IMPERIALISMO
CULTURAL OCIDENTAL – EXPORTANDO PRÁTICAS DANOSAS PARA O NÃO OCIDENTE
Mulheres no
Afeganistão supostamente recentemente libertas da regra do Talibã, estão presas
na dualidade patriarcal de virgem/vadia por terem sido apresentadas a apenas
duas escolhas de aparência, cobrir-se com a burca ou usar maquiagem. Práticas
de beleza ocidentais são vistas como tão obviamente naturais, inevitáveis e
boas para mulheres que têm sido mantidas como o melhor para mulheres do
Afeganistão. Após anos de terrível opressão nos quais elas eram permitidas fora
de casa apenas se usassem a burca que cobre o corpo inteiro, viajavam apenas na
companhia de homens, eram privadas de educação e emprego e poderiam apanhar nas
ruas por guardiões homens da integridade islâmica sem direito a reparação,
poder envolver-se em práticas de beleza ocidentais, especialmente para rosto e
cabelo, não parece uma necessidade urgente. Contudo é dessa forma que tais práticas estão
sendo promovidas.
A indústria de
beleza americana avançou em 2002 em consequência da guerra para se infiltrar no
Afeganistão sob o disfarce de um “auxílio” de beleza urgentemente necessitado.
Isso foi representado na mídia ocidental como uma ajuda positiva ao invés de
imperialismo cultural americano e empreendimento capitalista. Foi oferecido a
mulheres o papel de cobrir-se com maquiagem e ser sexualmente objetificada, ao
invés de cobrir-se com a burca para prevenir que fossem vistas como objetos
sexuais por homens. A perspectiva do New
York Times sobre isso é que apesar de duas décadas de guerra “Mulheres
afegãs mantiveram seu desejo de parecer lindas, mas existe uma “lamentável
escassez de esteticistas. Além disso, elas não têm ninguém para ensiná-las e
nenhum lugar onde podem ter acesso a um pente decente, ainda mais à coleção de
géis, cremes, pós, delineadores e cores que transbordam das prateleiras de
qualquer drogaria americana” (Halbfinger, 2002,
p. 1). Em resposta a essa oportunidade de mercado, e à oportunidade de
mostrar suas companhias lidando com um socorro emergencial, a maioral da
indústria de beleza americana logo “correu ao resgate” liderada pela editora da
Vogue. O resultado dessa generosidade
foi que uma escola que ensinaria práticas de beleza estava para abrir em acordo
com o Ministério Afegão de Assuntos Femininos, como se práticas de beleza
fossem de fato uma questão crucial de direitos humanos para mulheres, junto com
educação, segurança e trabalho.

Registros extraídos de uma coleção:
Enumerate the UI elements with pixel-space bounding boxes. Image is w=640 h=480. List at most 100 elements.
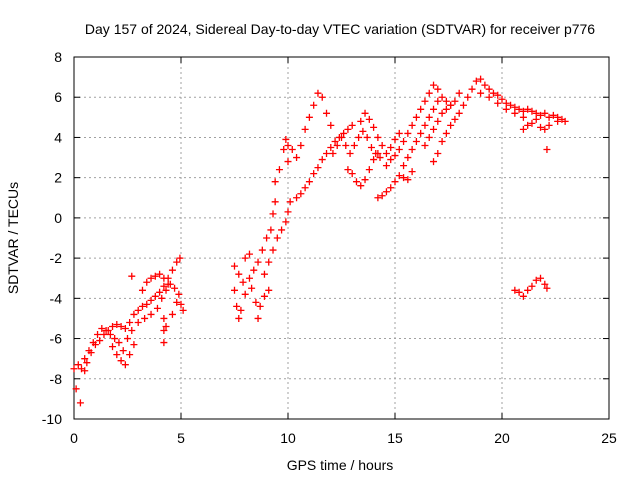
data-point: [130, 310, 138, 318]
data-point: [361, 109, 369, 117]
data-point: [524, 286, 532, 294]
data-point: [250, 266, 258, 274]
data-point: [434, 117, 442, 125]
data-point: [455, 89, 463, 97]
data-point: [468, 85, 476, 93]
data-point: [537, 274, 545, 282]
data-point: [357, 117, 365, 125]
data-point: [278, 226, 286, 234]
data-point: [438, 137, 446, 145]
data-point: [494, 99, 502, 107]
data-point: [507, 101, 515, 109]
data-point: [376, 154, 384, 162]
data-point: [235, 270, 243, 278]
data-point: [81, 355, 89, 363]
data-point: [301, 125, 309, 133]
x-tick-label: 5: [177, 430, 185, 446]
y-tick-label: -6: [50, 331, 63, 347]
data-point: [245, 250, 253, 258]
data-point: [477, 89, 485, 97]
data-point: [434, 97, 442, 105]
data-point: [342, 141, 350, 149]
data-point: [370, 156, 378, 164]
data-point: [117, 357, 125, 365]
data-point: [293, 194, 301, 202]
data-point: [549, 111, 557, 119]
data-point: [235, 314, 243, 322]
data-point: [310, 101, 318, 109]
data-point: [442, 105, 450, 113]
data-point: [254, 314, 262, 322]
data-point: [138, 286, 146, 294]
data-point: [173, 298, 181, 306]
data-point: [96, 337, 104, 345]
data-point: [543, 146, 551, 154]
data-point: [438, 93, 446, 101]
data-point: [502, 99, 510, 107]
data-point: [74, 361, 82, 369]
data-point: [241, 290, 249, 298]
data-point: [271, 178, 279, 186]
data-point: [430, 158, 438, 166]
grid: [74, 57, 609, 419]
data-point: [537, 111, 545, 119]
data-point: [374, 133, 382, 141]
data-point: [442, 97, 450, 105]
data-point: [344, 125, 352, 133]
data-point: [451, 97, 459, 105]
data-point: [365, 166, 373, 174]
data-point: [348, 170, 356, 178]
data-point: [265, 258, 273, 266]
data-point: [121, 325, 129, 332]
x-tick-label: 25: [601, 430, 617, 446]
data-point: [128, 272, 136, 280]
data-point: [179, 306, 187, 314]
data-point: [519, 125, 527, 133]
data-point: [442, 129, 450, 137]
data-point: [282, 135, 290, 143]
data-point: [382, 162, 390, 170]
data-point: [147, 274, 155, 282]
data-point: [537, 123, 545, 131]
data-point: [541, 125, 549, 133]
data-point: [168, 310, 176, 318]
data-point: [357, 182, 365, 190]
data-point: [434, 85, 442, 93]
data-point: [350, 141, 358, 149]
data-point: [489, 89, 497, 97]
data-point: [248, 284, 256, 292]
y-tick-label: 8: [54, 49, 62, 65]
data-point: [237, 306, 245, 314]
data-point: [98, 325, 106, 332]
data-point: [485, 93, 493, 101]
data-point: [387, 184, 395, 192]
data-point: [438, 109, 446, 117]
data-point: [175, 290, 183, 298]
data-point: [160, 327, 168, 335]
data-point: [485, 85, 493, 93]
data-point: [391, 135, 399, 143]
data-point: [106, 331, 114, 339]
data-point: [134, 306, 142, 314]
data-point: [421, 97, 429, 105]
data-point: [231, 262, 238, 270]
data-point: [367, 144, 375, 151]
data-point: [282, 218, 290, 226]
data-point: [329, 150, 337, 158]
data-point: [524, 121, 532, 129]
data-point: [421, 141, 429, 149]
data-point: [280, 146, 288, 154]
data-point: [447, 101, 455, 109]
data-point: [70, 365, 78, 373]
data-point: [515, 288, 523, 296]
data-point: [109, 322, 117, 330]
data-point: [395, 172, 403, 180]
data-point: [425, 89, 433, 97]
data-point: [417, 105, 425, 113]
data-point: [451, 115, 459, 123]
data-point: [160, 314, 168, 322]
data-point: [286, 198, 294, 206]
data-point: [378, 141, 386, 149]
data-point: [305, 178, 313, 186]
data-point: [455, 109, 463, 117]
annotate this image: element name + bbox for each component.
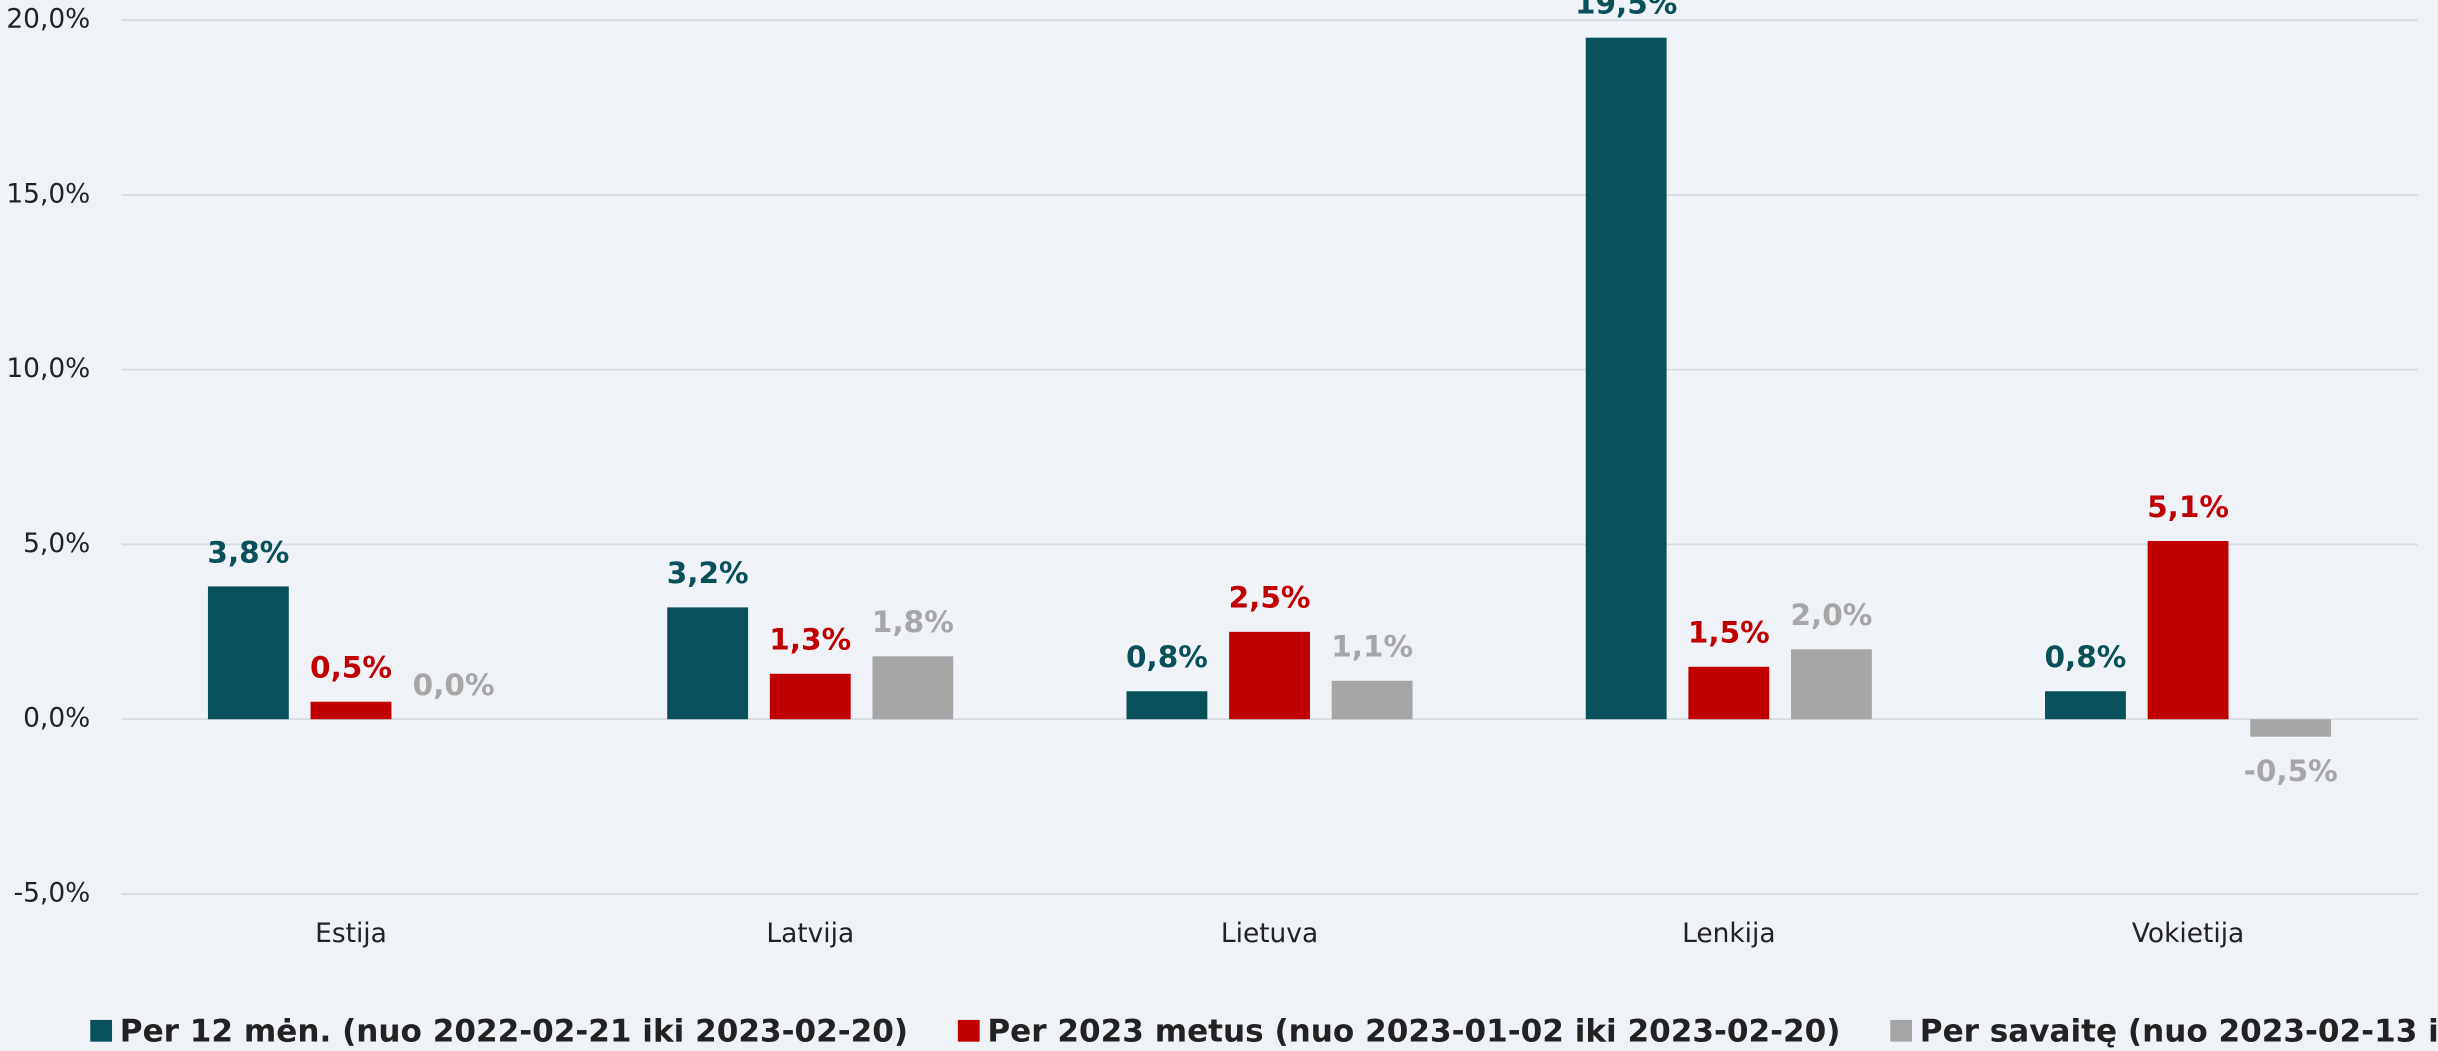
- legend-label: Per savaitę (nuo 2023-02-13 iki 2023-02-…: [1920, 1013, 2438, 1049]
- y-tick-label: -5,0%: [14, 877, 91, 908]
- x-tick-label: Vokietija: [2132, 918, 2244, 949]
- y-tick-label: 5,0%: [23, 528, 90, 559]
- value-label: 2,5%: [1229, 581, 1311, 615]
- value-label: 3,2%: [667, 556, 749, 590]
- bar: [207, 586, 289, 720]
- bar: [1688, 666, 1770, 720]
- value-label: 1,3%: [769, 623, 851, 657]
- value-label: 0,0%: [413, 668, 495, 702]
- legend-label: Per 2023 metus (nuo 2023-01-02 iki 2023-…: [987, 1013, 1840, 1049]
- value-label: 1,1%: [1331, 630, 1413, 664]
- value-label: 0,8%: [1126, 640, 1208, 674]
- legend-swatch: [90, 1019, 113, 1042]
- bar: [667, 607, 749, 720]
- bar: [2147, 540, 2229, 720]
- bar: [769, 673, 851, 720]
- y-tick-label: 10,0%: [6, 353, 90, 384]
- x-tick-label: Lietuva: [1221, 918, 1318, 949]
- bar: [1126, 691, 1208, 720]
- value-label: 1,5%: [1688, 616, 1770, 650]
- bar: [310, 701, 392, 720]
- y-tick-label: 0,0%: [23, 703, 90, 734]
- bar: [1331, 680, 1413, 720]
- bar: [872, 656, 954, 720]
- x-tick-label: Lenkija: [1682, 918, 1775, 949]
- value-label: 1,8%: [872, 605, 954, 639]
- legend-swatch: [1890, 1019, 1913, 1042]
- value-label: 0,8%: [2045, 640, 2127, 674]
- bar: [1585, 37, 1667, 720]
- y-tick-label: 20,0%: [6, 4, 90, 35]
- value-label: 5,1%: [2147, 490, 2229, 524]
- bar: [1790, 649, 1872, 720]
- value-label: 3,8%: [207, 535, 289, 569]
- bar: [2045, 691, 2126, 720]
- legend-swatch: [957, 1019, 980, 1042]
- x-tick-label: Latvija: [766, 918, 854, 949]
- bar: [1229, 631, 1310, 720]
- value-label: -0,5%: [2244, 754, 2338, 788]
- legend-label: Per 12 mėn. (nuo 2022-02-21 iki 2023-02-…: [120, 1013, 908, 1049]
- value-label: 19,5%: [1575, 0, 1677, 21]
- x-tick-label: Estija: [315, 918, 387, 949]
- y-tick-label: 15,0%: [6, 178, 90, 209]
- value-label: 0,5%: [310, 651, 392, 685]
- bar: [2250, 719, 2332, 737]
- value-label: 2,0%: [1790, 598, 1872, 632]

---

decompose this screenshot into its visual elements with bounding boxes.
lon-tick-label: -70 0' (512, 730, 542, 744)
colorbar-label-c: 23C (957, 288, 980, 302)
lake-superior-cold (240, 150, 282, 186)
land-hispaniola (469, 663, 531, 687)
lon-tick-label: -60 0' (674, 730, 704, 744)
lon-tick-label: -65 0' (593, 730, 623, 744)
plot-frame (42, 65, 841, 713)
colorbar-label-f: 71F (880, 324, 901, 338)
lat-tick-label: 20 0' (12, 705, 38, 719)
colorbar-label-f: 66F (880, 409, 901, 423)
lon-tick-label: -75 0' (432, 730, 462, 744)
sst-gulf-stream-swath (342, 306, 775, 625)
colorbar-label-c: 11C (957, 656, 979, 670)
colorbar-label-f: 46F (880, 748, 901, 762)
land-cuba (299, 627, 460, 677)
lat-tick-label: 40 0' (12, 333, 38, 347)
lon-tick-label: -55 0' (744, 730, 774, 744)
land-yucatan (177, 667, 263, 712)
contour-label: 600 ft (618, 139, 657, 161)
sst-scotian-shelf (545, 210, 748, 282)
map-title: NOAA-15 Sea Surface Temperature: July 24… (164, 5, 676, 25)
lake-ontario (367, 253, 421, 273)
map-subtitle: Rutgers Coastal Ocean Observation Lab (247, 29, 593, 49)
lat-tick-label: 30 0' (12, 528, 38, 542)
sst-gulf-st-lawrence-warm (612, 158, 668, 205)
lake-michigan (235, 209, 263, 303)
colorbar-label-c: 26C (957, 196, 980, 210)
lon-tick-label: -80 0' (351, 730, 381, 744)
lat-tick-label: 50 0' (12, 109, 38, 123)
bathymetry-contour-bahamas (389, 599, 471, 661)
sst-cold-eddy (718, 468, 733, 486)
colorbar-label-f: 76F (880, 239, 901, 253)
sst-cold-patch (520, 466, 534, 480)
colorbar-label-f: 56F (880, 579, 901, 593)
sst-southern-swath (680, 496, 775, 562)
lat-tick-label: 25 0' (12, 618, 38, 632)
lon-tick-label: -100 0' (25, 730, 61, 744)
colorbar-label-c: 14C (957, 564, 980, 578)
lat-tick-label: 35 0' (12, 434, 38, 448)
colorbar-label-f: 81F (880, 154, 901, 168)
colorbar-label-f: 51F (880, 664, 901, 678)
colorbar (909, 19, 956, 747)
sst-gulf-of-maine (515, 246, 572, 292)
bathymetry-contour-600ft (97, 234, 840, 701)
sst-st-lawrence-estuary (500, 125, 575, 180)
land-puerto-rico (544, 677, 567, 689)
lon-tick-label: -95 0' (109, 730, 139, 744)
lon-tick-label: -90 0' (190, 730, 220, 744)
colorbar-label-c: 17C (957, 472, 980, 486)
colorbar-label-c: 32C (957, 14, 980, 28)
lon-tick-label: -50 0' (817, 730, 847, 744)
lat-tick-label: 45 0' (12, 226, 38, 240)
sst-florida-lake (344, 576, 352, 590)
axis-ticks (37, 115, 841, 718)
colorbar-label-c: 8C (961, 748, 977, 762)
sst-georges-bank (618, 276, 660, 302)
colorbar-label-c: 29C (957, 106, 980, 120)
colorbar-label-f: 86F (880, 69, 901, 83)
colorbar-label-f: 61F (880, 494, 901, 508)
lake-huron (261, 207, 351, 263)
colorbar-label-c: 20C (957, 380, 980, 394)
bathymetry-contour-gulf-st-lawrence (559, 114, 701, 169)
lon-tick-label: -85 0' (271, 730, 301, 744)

---

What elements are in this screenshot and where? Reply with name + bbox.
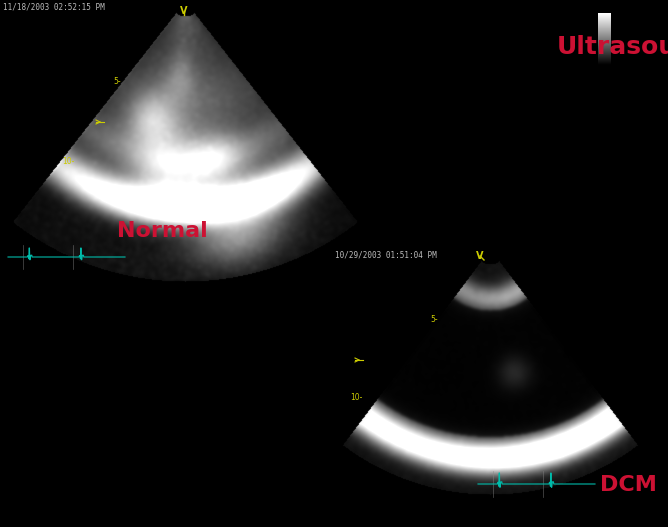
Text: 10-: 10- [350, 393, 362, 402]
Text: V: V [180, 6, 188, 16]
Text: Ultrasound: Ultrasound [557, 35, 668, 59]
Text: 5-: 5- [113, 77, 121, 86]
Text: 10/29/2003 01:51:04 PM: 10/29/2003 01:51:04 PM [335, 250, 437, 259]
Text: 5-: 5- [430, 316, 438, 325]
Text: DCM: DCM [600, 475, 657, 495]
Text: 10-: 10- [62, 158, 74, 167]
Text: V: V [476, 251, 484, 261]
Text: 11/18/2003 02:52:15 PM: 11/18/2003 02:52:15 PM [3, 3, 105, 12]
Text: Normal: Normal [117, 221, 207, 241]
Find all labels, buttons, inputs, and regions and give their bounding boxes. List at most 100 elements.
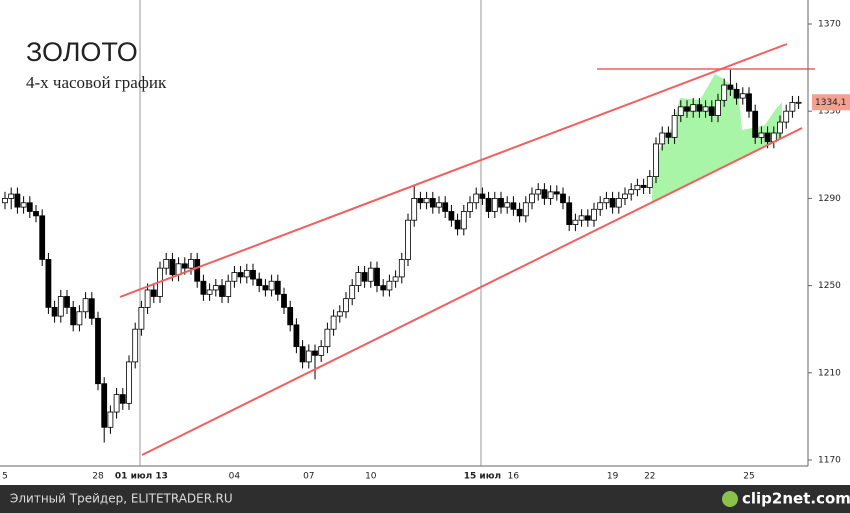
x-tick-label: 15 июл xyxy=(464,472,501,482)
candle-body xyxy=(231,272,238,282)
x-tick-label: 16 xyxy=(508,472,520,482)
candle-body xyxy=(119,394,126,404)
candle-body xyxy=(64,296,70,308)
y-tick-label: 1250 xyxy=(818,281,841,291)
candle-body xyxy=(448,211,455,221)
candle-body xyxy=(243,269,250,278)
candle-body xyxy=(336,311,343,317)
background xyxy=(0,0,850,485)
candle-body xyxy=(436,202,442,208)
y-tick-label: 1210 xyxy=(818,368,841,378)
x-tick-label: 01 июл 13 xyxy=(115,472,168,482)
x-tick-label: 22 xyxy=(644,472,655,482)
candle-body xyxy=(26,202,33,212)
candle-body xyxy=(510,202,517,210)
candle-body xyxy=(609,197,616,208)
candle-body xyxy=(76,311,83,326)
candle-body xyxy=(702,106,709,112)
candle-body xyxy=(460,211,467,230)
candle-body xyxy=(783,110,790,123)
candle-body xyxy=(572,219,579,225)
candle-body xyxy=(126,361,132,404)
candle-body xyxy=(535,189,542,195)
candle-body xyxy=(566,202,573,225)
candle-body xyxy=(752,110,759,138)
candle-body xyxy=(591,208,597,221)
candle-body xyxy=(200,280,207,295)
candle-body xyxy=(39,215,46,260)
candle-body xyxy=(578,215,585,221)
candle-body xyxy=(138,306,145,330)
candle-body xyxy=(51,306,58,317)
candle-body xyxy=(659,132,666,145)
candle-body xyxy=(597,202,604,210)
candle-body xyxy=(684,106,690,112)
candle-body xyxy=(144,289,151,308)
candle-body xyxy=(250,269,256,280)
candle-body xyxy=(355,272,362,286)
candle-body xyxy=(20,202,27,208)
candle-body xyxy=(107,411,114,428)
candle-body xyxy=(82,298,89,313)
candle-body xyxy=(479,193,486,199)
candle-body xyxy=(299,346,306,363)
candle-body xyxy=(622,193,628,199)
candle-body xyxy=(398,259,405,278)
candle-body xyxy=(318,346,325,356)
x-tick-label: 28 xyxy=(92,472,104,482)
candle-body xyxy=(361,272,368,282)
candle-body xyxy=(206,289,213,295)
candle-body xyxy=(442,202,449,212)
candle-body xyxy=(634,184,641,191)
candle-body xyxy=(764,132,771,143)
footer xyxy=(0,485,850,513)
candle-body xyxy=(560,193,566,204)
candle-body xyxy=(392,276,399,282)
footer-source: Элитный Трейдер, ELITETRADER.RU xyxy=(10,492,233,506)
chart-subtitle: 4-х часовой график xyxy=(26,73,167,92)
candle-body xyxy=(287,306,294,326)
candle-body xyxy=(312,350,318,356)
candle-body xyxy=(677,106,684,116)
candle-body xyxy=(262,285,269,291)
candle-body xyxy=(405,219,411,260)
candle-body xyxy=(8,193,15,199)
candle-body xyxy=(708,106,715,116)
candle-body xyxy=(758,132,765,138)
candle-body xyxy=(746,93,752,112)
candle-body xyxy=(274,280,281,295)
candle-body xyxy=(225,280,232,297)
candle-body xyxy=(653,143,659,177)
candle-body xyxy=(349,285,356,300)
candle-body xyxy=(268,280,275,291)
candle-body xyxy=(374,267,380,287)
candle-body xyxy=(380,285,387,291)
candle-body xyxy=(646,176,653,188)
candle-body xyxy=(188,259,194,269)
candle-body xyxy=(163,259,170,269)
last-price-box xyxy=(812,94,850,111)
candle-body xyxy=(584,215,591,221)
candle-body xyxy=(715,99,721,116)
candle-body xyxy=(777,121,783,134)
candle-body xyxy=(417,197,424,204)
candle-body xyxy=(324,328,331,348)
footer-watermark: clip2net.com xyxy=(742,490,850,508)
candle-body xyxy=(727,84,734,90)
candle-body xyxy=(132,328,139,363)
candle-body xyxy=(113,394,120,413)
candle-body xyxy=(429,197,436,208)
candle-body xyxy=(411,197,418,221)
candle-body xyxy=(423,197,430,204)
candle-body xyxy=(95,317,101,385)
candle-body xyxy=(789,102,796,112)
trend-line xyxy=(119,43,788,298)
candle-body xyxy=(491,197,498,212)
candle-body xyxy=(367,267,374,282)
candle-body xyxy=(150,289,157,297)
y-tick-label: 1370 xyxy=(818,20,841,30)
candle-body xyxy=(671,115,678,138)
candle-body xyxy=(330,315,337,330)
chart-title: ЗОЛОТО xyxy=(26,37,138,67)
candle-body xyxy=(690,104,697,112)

TAREFAS ESCRITAS:
**a.** Reescreva o trecho dos registros que começa na linha que contém "data-point: [130, 310, 138, 318]" e termina na linha que contém "data-point: [430, 158, 438, 166]", trocando "data-point" por "ponto" e deixando todo o resto igual.
**b.** Dê continuidade ao texto sobre o imperialismo cultural ocidental e a indústria de beleza no Afeganistão a partir do ponto em que ele termina.

RESPOSTAS:
**a.**
ponto: [130, 310, 138, 318]
ponto: [361, 109, 369, 117]
ponto: [524, 286, 532, 294]
ponto: [250, 266, 258, 274]
ponto: [434, 117, 442, 125]
ponto: [455, 89, 463, 97]
ponto: [468, 85, 476, 93]
ponto: [537, 274, 545, 282]
ponto: [357, 117, 365, 125]
ponto: [278, 226, 286, 234]
ponto: [438, 137, 446, 145]
ponto: [494, 99, 502, 107]
ponto: [507, 101, 515, 109]
ponto: [376, 154, 384, 162]
ponto: [235, 270, 243, 278]
ponto: [81, 355, 89, 363]
ponto: [301, 125, 309, 133]
x-tick-label: 5: [177, 430, 185, 446]
y-tick-label: -6: [50, 331, 63, 347]
ponto: [245, 250, 253, 258]
ponto: [477, 89, 485, 97]
ponto: [434, 97, 442, 105]
ponto: [342, 141, 350, 149]
ponto: [370, 156, 378, 164]
ponto: [117, 357, 125, 365]
ponto: [293, 194, 301, 202]
ponto: [549, 111, 557, 119]
ponto: [235, 314, 243, 322]
ponto: [310, 101, 318, 109]
ponto: [442, 105, 450, 113]
ponto: [254, 314, 262, 322]
ponto: [138, 286, 146, 294]
ponto: [173, 298, 181, 306]
ponto: [96, 337, 104, 345]
ponto: [543, 146, 551, 154]
ponto: [438, 93, 446, 101]
ponto: [502, 99, 510, 107]
ponto: [74, 361, 82, 369]
ponto: [241, 290, 249, 298]
ponto: [271, 178, 279, 186]
ponto: [430, 158, 438, 166]

**b.**
Os fabricantes
de produtos de beleza americanos ofereceram manuais e mercadorias para auxiliar
a empreitada. A editora da Vogue,
Anna Wintour, disse que a indústria da beleza é “incrivelmente filantrópica” e
que a escola de beleza “não apenas ajudaria mulheres do Afeganistão a ser e
sentirem-se melhor mas também as empregaria”. Aparentemente a situação nos 20
salões de beleza que reabriram após a remoção do controle do Talibã constituem
uma crise de saúde porque as condições eram insalubres e perigosas. Como uma
emigrante afegã que viu a situação reportou:
Elas estão usando tesouras enferrujadas, têm um pente barato para o salão inteiro e não o limpam, não há água corrente ou creme de barbear, e existe um problema real com piolhos. Elas usam varas de madeira e elásticos para fazer permanentes. E não há algodão, de modo que a solução de permanente escorre pelo rosto da cliente.
(Halbfinger, 2002, p. 1)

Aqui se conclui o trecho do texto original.